-- BEGIN --

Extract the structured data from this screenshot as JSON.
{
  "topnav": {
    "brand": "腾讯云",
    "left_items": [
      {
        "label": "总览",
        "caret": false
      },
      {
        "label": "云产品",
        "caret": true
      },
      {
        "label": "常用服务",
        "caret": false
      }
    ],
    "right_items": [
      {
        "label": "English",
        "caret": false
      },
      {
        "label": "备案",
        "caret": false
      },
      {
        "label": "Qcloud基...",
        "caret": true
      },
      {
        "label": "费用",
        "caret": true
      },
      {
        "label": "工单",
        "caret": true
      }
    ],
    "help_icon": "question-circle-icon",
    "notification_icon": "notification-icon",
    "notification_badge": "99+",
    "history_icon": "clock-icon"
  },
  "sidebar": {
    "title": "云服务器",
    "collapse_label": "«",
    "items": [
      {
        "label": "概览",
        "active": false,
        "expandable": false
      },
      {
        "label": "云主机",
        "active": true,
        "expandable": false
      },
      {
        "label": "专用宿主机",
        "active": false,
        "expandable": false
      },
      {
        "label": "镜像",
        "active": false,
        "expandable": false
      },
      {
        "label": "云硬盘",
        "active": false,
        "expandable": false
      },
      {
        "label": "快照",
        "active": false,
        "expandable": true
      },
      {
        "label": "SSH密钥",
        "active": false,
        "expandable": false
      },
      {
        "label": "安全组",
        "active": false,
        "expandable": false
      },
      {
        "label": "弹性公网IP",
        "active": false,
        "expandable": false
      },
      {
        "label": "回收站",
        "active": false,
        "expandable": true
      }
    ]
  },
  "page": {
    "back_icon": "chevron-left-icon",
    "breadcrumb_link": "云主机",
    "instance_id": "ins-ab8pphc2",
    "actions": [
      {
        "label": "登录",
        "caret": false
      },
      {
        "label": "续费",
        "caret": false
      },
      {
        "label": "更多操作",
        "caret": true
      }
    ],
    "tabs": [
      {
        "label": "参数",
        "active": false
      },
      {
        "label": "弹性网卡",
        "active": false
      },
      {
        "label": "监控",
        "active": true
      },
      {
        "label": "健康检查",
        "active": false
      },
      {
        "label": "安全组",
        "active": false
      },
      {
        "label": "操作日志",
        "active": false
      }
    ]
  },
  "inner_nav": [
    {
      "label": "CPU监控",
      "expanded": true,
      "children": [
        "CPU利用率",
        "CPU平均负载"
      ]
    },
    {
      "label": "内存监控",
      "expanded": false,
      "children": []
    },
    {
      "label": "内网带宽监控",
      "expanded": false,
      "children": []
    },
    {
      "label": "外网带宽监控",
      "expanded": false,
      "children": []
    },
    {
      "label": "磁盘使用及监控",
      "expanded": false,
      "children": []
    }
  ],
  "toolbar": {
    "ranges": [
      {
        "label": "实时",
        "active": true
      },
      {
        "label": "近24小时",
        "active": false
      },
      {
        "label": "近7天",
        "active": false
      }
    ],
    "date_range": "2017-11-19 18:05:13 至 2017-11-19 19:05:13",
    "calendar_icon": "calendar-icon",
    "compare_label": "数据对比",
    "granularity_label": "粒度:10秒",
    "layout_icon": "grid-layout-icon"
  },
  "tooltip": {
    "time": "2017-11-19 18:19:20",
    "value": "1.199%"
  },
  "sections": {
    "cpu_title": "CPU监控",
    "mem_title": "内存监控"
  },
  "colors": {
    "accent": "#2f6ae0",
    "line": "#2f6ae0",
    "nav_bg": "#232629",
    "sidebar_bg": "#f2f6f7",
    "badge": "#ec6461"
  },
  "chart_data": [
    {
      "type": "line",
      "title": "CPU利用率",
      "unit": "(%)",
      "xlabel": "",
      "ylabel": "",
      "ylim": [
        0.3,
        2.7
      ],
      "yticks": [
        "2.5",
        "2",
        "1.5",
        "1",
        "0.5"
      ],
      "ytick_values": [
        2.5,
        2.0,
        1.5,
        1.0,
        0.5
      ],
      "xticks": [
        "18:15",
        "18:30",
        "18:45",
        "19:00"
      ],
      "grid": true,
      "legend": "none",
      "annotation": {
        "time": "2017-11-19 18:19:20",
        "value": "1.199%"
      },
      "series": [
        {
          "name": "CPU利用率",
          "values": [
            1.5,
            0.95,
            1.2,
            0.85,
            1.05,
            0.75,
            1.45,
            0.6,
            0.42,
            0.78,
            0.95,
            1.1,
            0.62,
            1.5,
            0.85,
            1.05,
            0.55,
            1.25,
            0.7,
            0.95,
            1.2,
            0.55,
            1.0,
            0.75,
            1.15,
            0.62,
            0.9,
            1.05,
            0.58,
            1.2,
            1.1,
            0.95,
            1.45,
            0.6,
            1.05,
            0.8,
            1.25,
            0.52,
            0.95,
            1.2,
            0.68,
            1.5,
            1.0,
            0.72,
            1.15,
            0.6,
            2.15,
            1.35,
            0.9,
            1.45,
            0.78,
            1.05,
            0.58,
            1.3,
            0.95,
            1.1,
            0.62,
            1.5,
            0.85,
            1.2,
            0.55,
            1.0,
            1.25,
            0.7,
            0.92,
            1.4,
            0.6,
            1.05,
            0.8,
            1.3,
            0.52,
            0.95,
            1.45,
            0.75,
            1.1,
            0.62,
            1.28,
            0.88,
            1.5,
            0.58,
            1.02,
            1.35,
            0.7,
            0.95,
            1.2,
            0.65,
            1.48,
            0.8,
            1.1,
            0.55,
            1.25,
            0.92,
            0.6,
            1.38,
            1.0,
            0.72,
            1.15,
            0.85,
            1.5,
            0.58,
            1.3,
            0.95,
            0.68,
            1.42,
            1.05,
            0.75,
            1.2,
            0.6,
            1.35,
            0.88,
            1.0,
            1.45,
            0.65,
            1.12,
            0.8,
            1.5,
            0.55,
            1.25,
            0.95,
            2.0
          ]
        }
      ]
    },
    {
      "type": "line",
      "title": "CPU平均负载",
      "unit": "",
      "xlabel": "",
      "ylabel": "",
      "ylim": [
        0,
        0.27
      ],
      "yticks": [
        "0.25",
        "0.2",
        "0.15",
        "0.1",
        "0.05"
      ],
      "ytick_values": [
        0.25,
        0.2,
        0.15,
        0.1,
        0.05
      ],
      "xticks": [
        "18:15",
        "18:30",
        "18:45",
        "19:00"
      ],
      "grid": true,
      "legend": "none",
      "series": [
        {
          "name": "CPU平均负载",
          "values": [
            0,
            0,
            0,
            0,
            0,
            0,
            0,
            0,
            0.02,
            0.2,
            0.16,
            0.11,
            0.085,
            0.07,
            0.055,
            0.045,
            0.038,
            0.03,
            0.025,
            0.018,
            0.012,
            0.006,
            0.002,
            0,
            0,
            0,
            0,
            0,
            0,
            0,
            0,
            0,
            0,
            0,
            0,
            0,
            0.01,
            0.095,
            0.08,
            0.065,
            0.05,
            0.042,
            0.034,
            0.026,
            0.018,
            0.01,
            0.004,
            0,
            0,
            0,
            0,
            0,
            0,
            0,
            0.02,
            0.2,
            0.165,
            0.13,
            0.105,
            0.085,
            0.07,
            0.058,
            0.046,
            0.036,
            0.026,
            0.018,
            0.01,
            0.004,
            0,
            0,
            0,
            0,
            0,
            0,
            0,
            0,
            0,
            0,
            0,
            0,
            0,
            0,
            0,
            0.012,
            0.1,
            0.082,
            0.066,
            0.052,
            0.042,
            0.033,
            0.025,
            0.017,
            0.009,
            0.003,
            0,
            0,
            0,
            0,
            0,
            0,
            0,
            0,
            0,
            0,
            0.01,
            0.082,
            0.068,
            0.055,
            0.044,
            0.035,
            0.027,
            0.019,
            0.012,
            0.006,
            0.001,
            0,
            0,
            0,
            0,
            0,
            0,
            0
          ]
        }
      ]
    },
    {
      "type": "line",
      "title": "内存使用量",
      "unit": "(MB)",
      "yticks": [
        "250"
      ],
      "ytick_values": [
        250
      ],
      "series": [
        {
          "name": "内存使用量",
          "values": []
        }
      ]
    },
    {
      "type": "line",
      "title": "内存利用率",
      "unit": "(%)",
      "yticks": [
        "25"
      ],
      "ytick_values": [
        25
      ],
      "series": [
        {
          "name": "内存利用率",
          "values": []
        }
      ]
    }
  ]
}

-- END --

**WORK TO BE COMPLETED:** Return all lines containing "time".

**ANSWER TO THIS EXERCISE:**
    "time": "2017-11-19 18:19:20",
        "time": "2017-11-19 18:19:20",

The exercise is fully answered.